Stored entries:
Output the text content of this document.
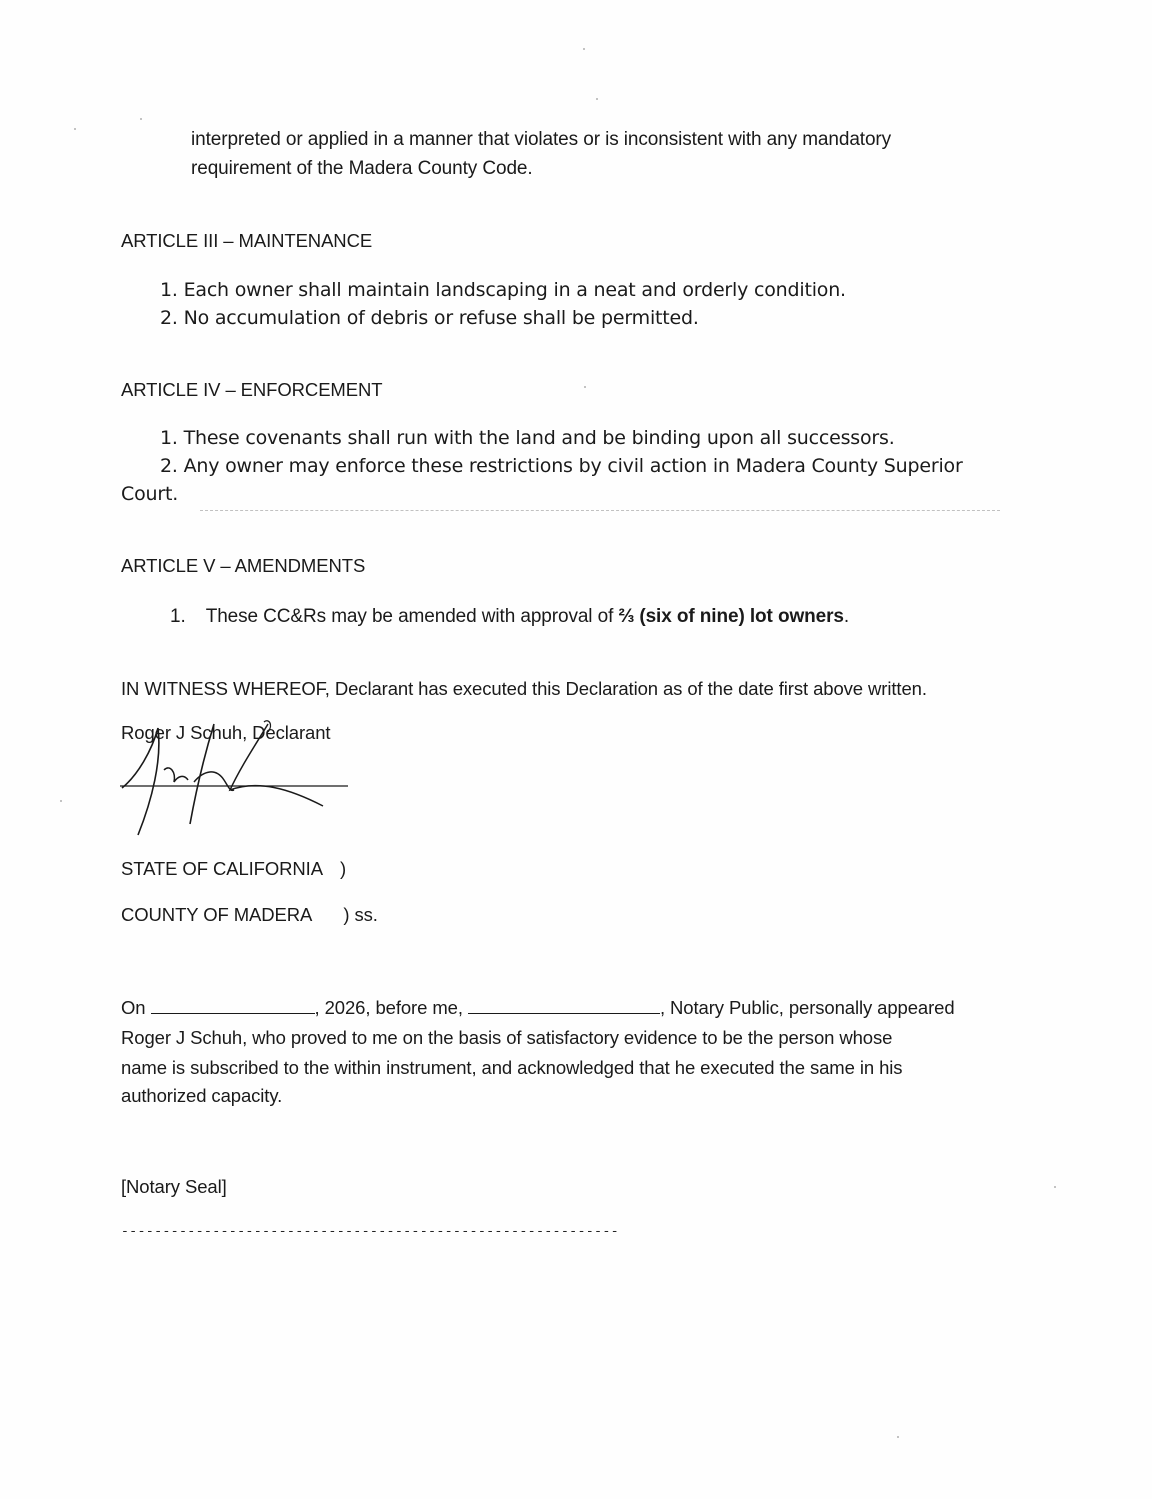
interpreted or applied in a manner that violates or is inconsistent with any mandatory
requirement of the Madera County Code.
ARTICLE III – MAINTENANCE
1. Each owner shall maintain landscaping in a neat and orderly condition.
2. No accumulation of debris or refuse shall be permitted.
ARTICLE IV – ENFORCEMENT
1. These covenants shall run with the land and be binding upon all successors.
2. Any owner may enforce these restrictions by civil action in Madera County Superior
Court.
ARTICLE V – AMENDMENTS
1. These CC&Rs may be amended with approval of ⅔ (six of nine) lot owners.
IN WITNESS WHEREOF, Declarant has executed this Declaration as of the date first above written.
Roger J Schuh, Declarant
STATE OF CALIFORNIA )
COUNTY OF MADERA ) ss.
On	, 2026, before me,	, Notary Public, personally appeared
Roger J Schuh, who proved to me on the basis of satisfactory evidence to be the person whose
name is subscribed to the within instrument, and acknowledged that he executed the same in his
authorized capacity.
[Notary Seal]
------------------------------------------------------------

** WHAT THE TASK ASKS **
Transcribe the records above exactly as they appear, leaving out any pictures.

** TASK ANSWER **
Output the text content of this document.
interpreted or applied in a manner that violates or is inconsistent with any mandatory
requirement of the Madera County Code.
ARTICLE III – MAINTENANCE
1. Each owner shall maintain landscaping in a neat and orderly condition.
2. No accumulation of debris or refuse shall be permitted.
ARTICLE IV – ENFORCEMENT
1. These covenants shall run with the land and be binding upon all successors.
2. Any owner may enforce these restrictions by civil action in Madera County Superior
Court.
ARTICLE V – AMENDMENTS
1. These CC&Rs may be amended with approval of ⅔ (six of nine) lot owners.
IN WITNESS WHEREOF, Declarant has executed this Declaration as of the date first above written.
Roger J Schuh, Declarant
STATE OF CALIFORNIA )
COUNTY OF MADERA ) ss.
On	, 2026, before me,	, Notary Public, personally appeared
Roger J Schuh, who proved to me on the basis of satisfactory evidence to be the person whose
name is subscribed to the within instrument, and acknowledged that he executed the same in his
authorized capacity.
[Notary Seal]
------------------------------------------------------------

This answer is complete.